**What you need to do**.
Filter for the word "true" and keep each matching line.

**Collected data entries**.
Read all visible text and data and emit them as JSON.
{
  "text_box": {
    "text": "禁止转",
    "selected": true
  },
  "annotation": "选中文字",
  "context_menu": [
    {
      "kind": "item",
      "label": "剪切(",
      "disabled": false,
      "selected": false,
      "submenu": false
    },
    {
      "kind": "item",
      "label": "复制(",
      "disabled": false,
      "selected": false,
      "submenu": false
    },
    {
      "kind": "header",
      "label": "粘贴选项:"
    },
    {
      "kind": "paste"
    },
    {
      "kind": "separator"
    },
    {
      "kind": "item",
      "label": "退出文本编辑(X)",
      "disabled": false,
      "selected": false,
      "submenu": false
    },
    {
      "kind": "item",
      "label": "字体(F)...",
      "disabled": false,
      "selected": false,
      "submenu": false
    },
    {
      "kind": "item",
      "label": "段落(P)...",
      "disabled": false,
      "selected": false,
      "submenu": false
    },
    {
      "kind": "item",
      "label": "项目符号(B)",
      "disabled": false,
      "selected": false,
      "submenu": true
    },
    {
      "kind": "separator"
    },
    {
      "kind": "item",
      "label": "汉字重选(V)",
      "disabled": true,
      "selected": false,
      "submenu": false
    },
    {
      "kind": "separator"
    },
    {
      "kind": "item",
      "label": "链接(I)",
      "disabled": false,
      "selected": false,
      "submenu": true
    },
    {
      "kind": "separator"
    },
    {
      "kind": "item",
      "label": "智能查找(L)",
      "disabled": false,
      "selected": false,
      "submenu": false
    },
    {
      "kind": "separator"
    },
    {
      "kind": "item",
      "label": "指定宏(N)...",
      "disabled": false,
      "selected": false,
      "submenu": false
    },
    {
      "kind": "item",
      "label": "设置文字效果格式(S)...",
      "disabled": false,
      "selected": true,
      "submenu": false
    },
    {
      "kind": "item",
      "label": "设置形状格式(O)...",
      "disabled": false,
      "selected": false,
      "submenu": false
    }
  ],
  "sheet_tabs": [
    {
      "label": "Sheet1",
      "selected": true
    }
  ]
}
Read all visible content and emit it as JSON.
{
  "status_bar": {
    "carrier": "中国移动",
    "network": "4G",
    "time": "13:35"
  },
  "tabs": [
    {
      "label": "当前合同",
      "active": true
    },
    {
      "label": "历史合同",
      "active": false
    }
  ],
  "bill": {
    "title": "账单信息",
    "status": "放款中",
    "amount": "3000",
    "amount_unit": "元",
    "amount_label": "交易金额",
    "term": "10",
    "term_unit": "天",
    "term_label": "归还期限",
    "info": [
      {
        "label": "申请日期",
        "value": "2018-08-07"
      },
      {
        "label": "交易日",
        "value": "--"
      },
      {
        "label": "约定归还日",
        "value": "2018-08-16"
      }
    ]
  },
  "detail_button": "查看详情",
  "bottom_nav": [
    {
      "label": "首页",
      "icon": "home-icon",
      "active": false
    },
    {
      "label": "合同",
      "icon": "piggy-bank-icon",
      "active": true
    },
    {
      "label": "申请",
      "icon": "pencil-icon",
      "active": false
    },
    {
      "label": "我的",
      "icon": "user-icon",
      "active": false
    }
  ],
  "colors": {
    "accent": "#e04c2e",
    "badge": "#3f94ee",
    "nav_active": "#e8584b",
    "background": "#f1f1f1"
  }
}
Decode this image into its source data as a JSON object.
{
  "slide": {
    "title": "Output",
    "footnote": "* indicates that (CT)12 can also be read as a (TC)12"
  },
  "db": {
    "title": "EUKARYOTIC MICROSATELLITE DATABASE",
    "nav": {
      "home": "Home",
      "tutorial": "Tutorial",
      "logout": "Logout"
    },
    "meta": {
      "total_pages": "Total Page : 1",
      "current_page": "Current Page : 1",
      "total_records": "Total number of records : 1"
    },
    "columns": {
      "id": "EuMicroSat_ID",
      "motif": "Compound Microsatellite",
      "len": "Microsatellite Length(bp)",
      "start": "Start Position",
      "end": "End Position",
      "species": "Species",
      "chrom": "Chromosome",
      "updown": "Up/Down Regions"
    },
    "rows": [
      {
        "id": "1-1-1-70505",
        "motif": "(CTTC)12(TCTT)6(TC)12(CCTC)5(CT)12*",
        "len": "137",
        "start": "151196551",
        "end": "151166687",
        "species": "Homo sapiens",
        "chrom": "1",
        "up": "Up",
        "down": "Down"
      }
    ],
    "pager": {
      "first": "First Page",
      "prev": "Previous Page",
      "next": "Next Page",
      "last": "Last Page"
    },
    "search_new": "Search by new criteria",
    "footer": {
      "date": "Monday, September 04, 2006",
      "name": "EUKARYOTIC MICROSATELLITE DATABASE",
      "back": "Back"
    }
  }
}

**Exercise solution**.
    "selected": true
      "submenu": true
      "disabled": true,
      "submenu": true
      "selected": true,
      "selected": true
      "active": true
      "active": true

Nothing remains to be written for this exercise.